» Dataset records:
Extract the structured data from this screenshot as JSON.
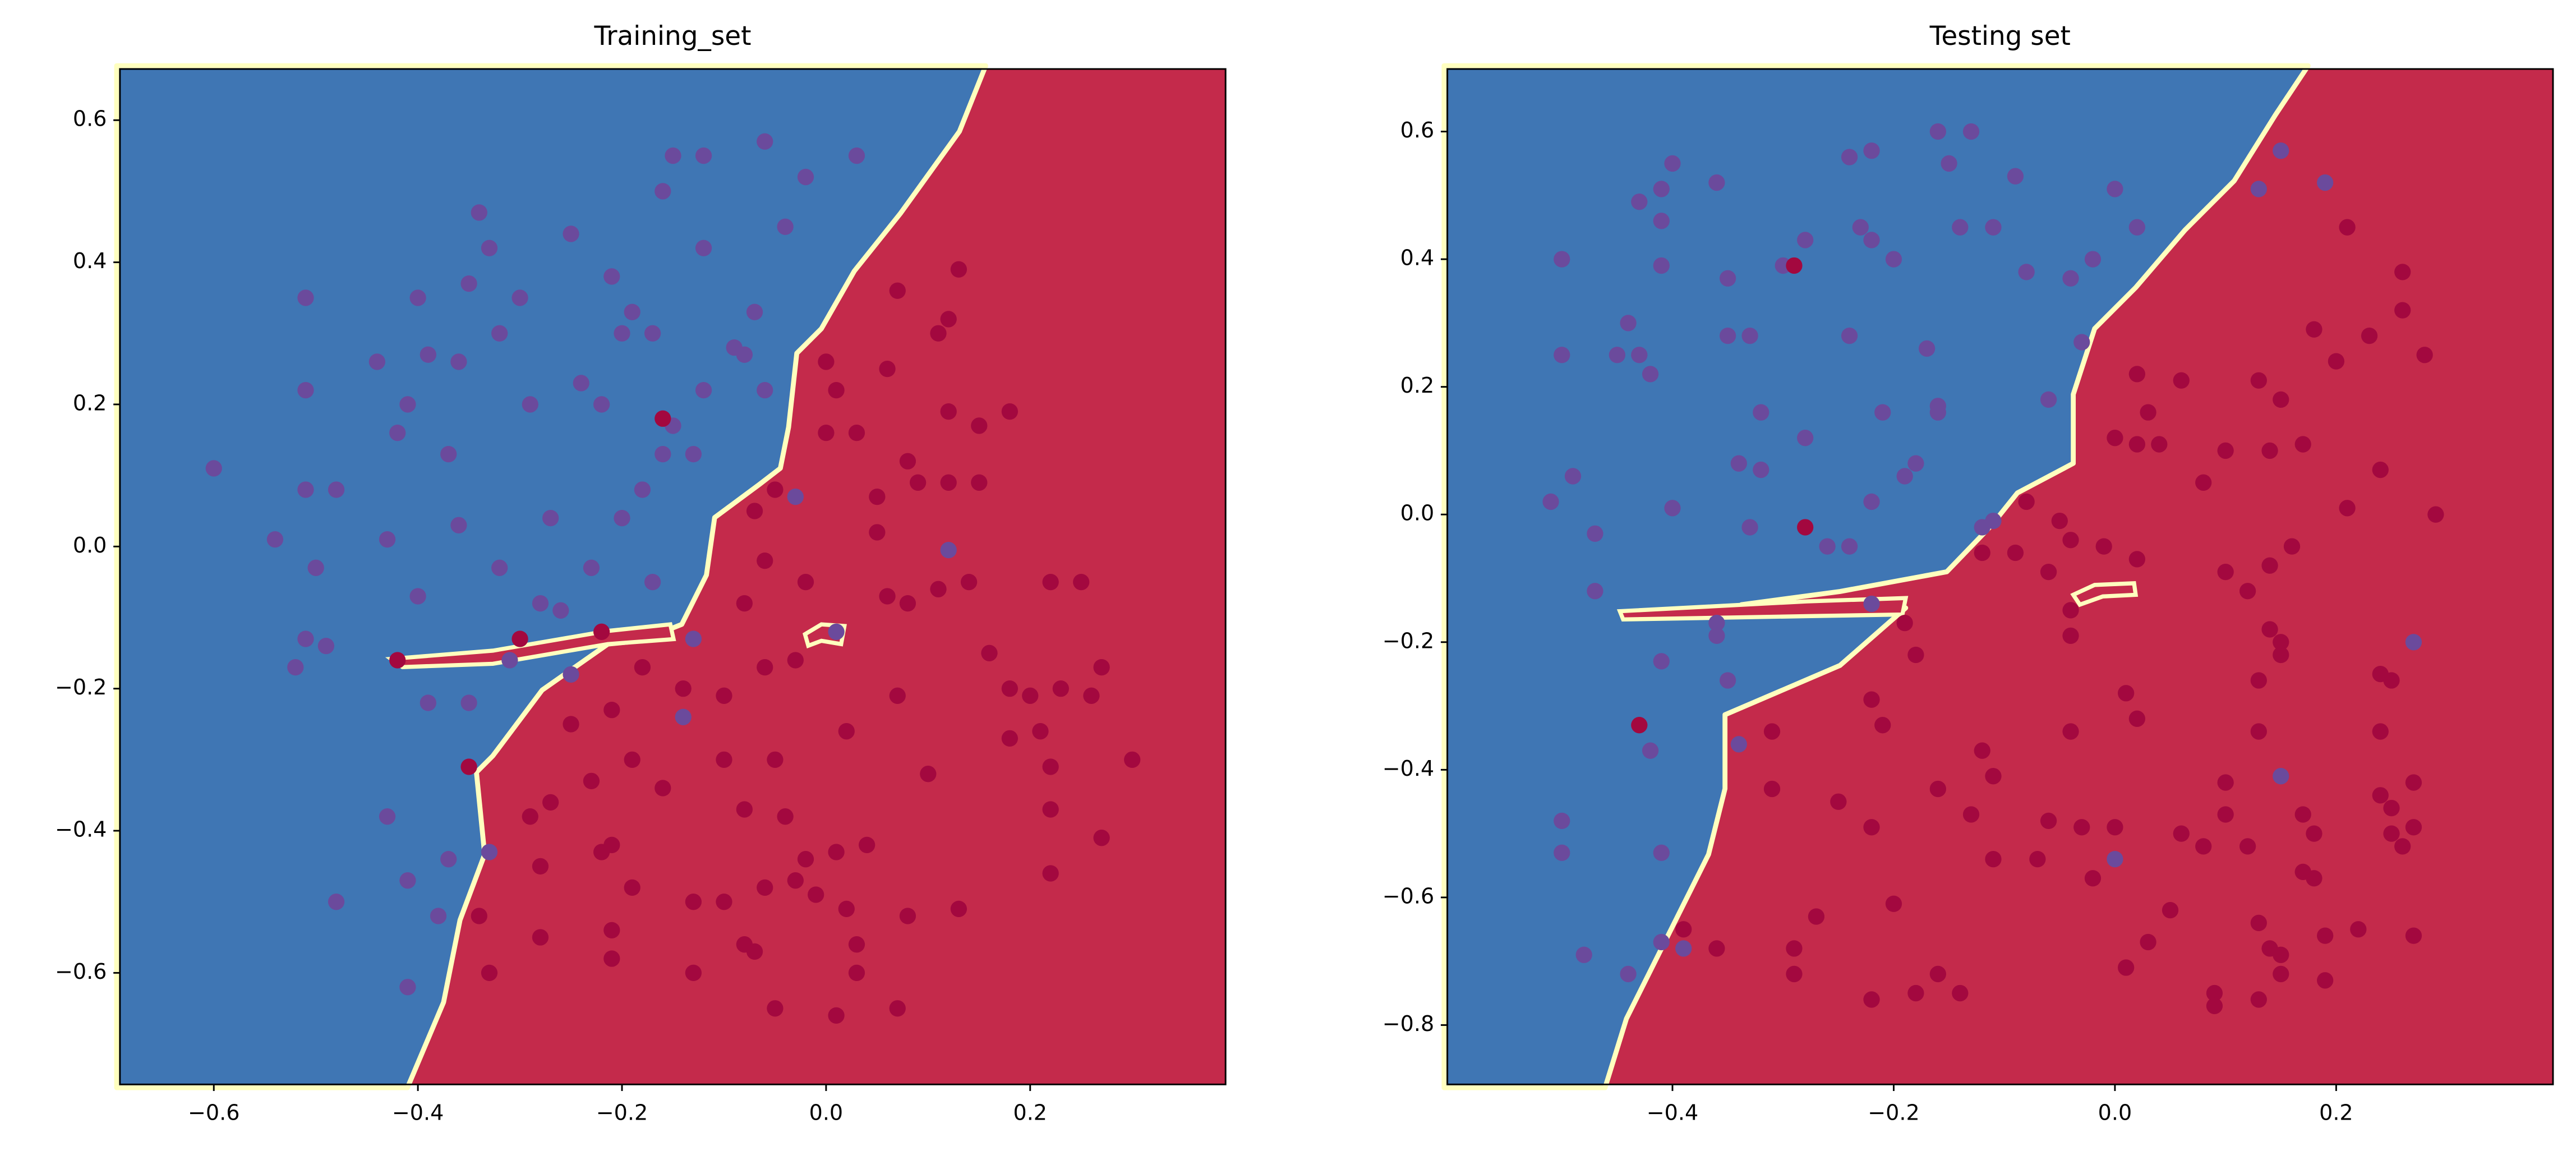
{
  "chart_data": [
    {
      "type": "scatter",
      "title": "Training_set",
      "xlim": [
        -0.692,
        0.3915
      ],
      "ylim": [
        -0.757,
        0.672
      ],
      "xticks": [
        {
          "value": -0.6,
          "label": "−0.6"
        },
        {
          "value": -0.4,
          "label": "−0.4"
        },
        {
          "value": -0.2,
          "label": "−0.2"
        },
        {
          "value": 0,
          "label": "0.0"
        },
        0.2
      ],
      "yticks": [
        {
          "value": -0.6,
          "label": "−0.6"
        },
        {
          "value": -0.4,
          "label": "−0.4"
        },
        {
          "value": -0.2,
          "label": "−0.2"
        },
        {
          "value": 0,
          "label": "0.0"
        },
        0.2,
        0.4,
        0.6
      ],
      "series": [
        {
          "color": "#6b4a9c",
          "x": [
            -0.6,
            -0.54,
            -0.52,
            -0.51,
            -0.49,
            -0.5,
            -0.51,
            -0.48,
            -0.51,
            -0.51,
            -0.43,
            -0.4,
            -0.42,
            -0.41,
            -0.4,
            -0.39,
            -0.37,
            -0.36,
            -0.35,
            -0.34,
            -0.33,
            -0.32,
            -0.3,
            -0.29,
            -0.27,
            -0.28,
            -0.26,
            -0.24,
            -0.22,
            -0.21,
            -0.2,
            -0.19,
            -0.17,
            -0.18,
            -0.16,
            -0.15,
            -0.13,
            -0.12,
            -0.09,
            -0.08,
            -0.06,
            -0.07,
            -0.06,
            -0.04,
            -0.02,
            0.03,
            -0.03,
            0.01,
            0.12,
            -0.13,
            -0.14,
            -0.33,
            -0.35,
            -0.39,
            -0.43,
            -0.41,
            -0.38,
            -0.48,
            -0.41,
            -0.37,
            -0.31,
            -0.25,
            -0.17,
            -0.2,
            -0.23,
            -0.15,
            -0.12,
            -0.16,
            -0.12,
            -0.25,
            -0.44,
            -0.36,
            -0.32
          ],
          "values": [
            0.11,
            0.01,
            -0.17,
            -0.13,
            -0.14,
            -0.03,
            0.08,
            0.08,
            0.22,
            0.35,
            0.01,
            -0.07,
            0.16,
            0.2,
            0.35,
            0.27,
            0.13,
            0.26,
            0.37,
            0.47,
            0.42,
            0.3,
            0.35,
            0.2,
            0.04,
            -0.08,
            -0.09,
            0.23,
            0.2,
            0.38,
            0.3,
            0.33,
            0.3,
            0.08,
            0.13,
            0.17,
            0.13,
            0.22,
            0.28,
            0.27,
            0.22,
            0.33,
            0.57,
            0.45,
            0.52,
            0.55,
            0.07,
            -0.12,
            -0.005,
            -0.13,
            -0.24,
            -0.43,
            -0.22,
            -0.22,
            -0.38,
            -0.47,
            -0.52,
            -0.5,
            -0.62,
            -0.44,
            -0.16,
            -0.18,
            -0.05,
            0.04,
            -0.03,
            0.55,
            0.55,
            0.5,
            0.42,
            0.44,
            0.26,
            0.03,
            -0.03
          ]
        },
        {
          "color": "#a3083f",
          "x": [
            -0.42,
            -0.3,
            -0.22,
            -0.16,
            -0.05,
            -0.35,
            0.0,
            0.07,
            0.13,
            0.12,
            0.11,
            0.06,
            0.01,
            0.03,
            0.0,
            0.08,
            0.12,
            0.15,
            0.18,
            0.15,
            0.12,
            0.09,
            0.05,
            0.05,
            0.11,
            0.08,
            0.06,
            -0.02,
            -0.07,
            -0.06,
            -0.08,
            -0.03,
            0.02,
            0.07,
            -0.05,
            -0.06,
            -0.1,
            -0.14,
            -0.18,
            -0.21,
            -0.25,
            -0.23,
            -0.27,
            -0.19,
            -0.16,
            -0.1,
            -0.08,
            -0.04,
            -0.02,
            0.01,
            0.04,
            0.1,
            0.16,
            0.18,
            0.2,
            0.21,
            0.22,
            0.23,
            0.26,
            0.27,
            0.3,
            0.25,
            0.22,
            0.14,
            0.18,
            0.22,
            0.27,
            0.22,
            0.13,
            0.08,
            0.03,
            0.02,
            -0.03,
            -0.06,
            -0.08,
            -0.1,
            -0.13,
            -0.13,
            -0.21,
            -0.22,
            -0.21,
            -0.19,
            -0.21,
            -0.28,
            -0.29,
            -0.33,
            -0.34,
            -0.28,
            -0.05,
            0.01,
            0.07,
            -0.01,
            0.03,
            -0.07
          ],
          "values": [
            -0.16,
            -0.13,
            -0.12,
            0.18,
            0.08,
            -0.31,
            0.26,
            0.36,
            0.39,
            0.32,
            0.3,
            0.25,
            0.22,
            0.16,
            0.16,
            0.12,
            0.19,
            0.17,
            0.19,
            0.09,
            0.09,
            0.09,
            0.07,
            0.02,
            -0.06,
            -0.08,
            -0.07,
            -0.05,
            0.05,
            -0.02,
            -0.08,
            -0.16,
            -0.26,
            -0.21,
            -0.3,
            -0.17,
            -0.21,
            -0.2,
            -0.17,
            -0.23,
            -0.25,
            -0.33,
            -0.36,
            -0.3,
            -0.34,
            -0.3,
            -0.37,
            -0.38,
            -0.44,
            -0.43,
            -0.42,
            -0.32,
            -0.15,
            -0.2,
            -0.21,
            -0.26,
            -0.31,
            -0.2,
            -0.21,
            -0.17,
            -0.3,
            -0.05,
            -0.05,
            -0.05,
            -0.27,
            -0.37,
            -0.41,
            -0.46,
            -0.51,
            -0.52,
            -0.56,
            -0.51,
            -0.47,
            -0.48,
            -0.56,
            -0.5,
            -0.5,
            -0.6,
            -0.42,
            -0.43,
            -0.54,
            -0.48,
            -0.58,
            -0.45,
            -0.38,
            -0.6,
            -0.52,
            -0.55,
            -0.65,
            -0.66,
            -0.65,
            -0.49,
            -0.6,
            -0.57
          ]
        }
      ]
    },
    {
      "type": "scatter",
      "title": "Testing set",
      "xlim": [
        -0.6035,
        0.396
      ],
      "ylim": [
        -0.893,
        0.698
      ],
      "xticks": [
        {
          "value": -0.4,
          "label": "−0.4"
        },
        {
          "value": -0.2,
          "label": "−0.2"
        },
        {
          "value": 0,
          "label": "0.0"
        },
        0.2
      ],
      "yticks": [
        {
          "value": -0.8,
          "label": "−0.8"
        },
        {
          "value": -0.6,
          "label": "−0.6"
        },
        {
          "value": -0.4,
          "label": "−0.4"
        },
        {
          "value": -0.2,
          "label": "−0.2"
        },
        {
          "value": 0,
          "label": "0.0"
        },
        0.2,
        0.4,
        0.6
      ],
      "series": [
        {
          "color": "#6b4a9c",
          "x": [
            -0.5,
            -0.5,
            -0.49,
            -0.51,
            -0.47,
            -0.47,
            -0.44,
            -0.45,
            -0.43,
            -0.42,
            -0.43,
            -0.41,
            -0.41,
            -0.41,
            -0.4,
            -0.36,
            -0.35,
            -0.35,
            -0.33,
            -0.32,
            -0.34,
            -0.32,
            -0.33,
            -0.3,
            -0.28,
            -0.24,
            -0.22,
            -0.23,
            -0.22,
            -0.2,
            -0.24,
            -0.28,
            -0.26,
            -0.24,
            -0.22,
            -0.19,
            -0.21,
            -0.18,
            -0.16,
            -0.16,
            -0.17,
            -0.14,
            -0.11,
            -0.15,
            -0.16,
            -0.13,
            -0.09,
            -0.08,
            -0.04,
            -0.02,
            0.0,
            0.02,
            -0.03,
            -0.06,
            -0.12,
            -0.11,
            -0.4,
            -0.41,
            -0.36,
            -0.36,
            -0.35,
            -0.34,
            -0.42,
            -0.41,
            -0.5,
            -0.5,
            -0.48,
            -0.44,
            -0.41,
            -0.39,
            -0.22,
            0.13,
            0.15,
            0.19,
            0.27,
            0.15,
            0.0
          ],
          "values": [
            0.4,
            0.25,
            0.06,
            0.02,
            -0.03,
            -0.12,
            0.3,
            0.25,
            0.25,
            0.22,
            0.49,
            0.51,
            0.46,
            0.39,
            0.55,
            0.52,
            0.37,
            0.28,
            0.28,
            0.16,
            0.08,
            0.07,
            -0.02,
            0.39,
            0.43,
            0.56,
            0.57,
            0.45,
            0.43,
            0.4,
            0.28,
            0.12,
            -0.05,
            -0.05,
            0.02,
            0.06,
            0.16,
            0.08,
            0.17,
            0.16,
            0.26,
            0.45,
            0.45,
            0.55,
            0.6,
            0.6,
            0.53,
            0.38,
            0.37,
            0.4,
            0.51,
            0.45,
            0.27,
            0.18,
            -0.02,
            -0.01,
            0.01,
            -0.23,
            -0.17,
            -0.19,
            -0.26,
            -0.36,
            -0.37,
            -0.53,
            -0.48,
            -0.53,
            -0.69,
            -0.72,
            -0.67,
            -0.68,
            -0.14,
            0.51,
            0.57,
            0.52,
            -0.2,
            -0.41,
            -0.54
          ]
        },
        {
          "color": "#a3083f",
          "x": [
            -0.29,
            -0.28,
            -0.43,
            -0.31,
            -0.31,
            0.02,
            0.06,
            0.03,
            0.0,
            0.02,
            0.04,
            0.08,
            0.13,
            0.15,
            0.17,
            0.14,
            0.18,
            0.21,
            0.23,
            0.2,
            0.26,
            0.26,
            0.28,
            0.29,
            0.21,
            0.24,
            0.1,
            0.1,
            0.12,
            0.14,
            0.16,
            0.14,
            0.15,
            0.15,
            0.13,
            0.13,
            0.1,
            0.1,
            0.12,
            0.08,
            0.06,
            0.0,
            -0.03,
            -0.02,
            0.01,
            0.05,
            0.03,
            0.09,
            0.09,
            0.13,
            0.14,
            0.15,
            0.15,
            0.13,
            0.19,
            0.19,
            0.22,
            0.17,
            0.18,
            0.17,
            0.18,
            0.24,
            0.25,
            0.24,
            0.24,
            0.25,
            0.25,
            0.26,
            0.27,
            0.27,
            0.27,
            -0.06,
            -0.04,
            -0.04,
            0.01,
            0.02,
            -0.04,
            -0.06,
            -0.07,
            -0.11,
            -0.11,
            -0.12,
            -0.13,
            -0.16,
            -0.2,
            -0.22,
            -0.18,
            -0.16,
            -0.14,
            -0.22,
            -0.21,
            -0.22,
            -0.19,
            -0.18,
            -0.25,
            -0.27,
            -0.29,
            -0.29,
            -0.36,
            -0.39,
            -0.04,
            -0.01,
            0.02,
            -0.09,
            -0.12,
            -0.08,
            -0.05
          ],
          "values": [
            0.39,
            -0.02,
            -0.33,
            -0.43,
            -0.34,
            0.22,
            0.21,
            0.16,
            0.12,
            0.11,
            0.11,
            0.05,
            0.21,
            0.18,
            0.11,
            0.1,
            0.29,
            0.45,
            0.28,
            0.24,
            0.32,
            0.38,
            0.25,
            0.0,
            0.01,
            0.07,
            0.1,
            -0.09,
            -0.12,
            -0.08,
            -0.05,
            -0.18,
            -0.2,
            -0.22,
            -0.26,
            -0.34,
            -0.42,
            -0.47,
            -0.52,
            -0.52,
            -0.5,
            -0.49,
            -0.49,
            -0.57,
            -0.71,
            -0.62,
            -0.67,
            -0.75,
            -0.77,
            -0.76,
            -0.68,
            -0.69,
            -0.72,
            -0.64,
            -0.66,
            -0.73,
            -0.65,
            -0.56,
            -0.57,
            -0.47,
            -0.5,
            -0.25,
            -0.26,
            -0.34,
            -0.44,
            -0.46,
            -0.5,
            -0.52,
            -0.49,
            -0.42,
            -0.66,
            -0.09,
            -0.15,
            -0.19,
            -0.28,
            -0.32,
            -0.34,
            -0.48,
            -0.54,
            -0.54,
            -0.41,
            -0.37,
            -0.47,
            -0.43,
            -0.61,
            -0.76,
            -0.75,
            -0.72,
            -0.75,
            -0.49,
            -0.33,
            -0.29,
            -0.17,
            -0.22,
            -0.45,
            -0.63,
            -0.68,
            -0.72,
            -0.68,
            -0.65,
            -0.04,
            -0.05,
            -0.07,
            -0.06,
            -0.06,
            0.02,
            -0.01
          ]
        }
      ]
    }
  ]
}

» Short exercise: From the records above, report the count of lines containing "title" and nothing more.

» Output for this exercise: 2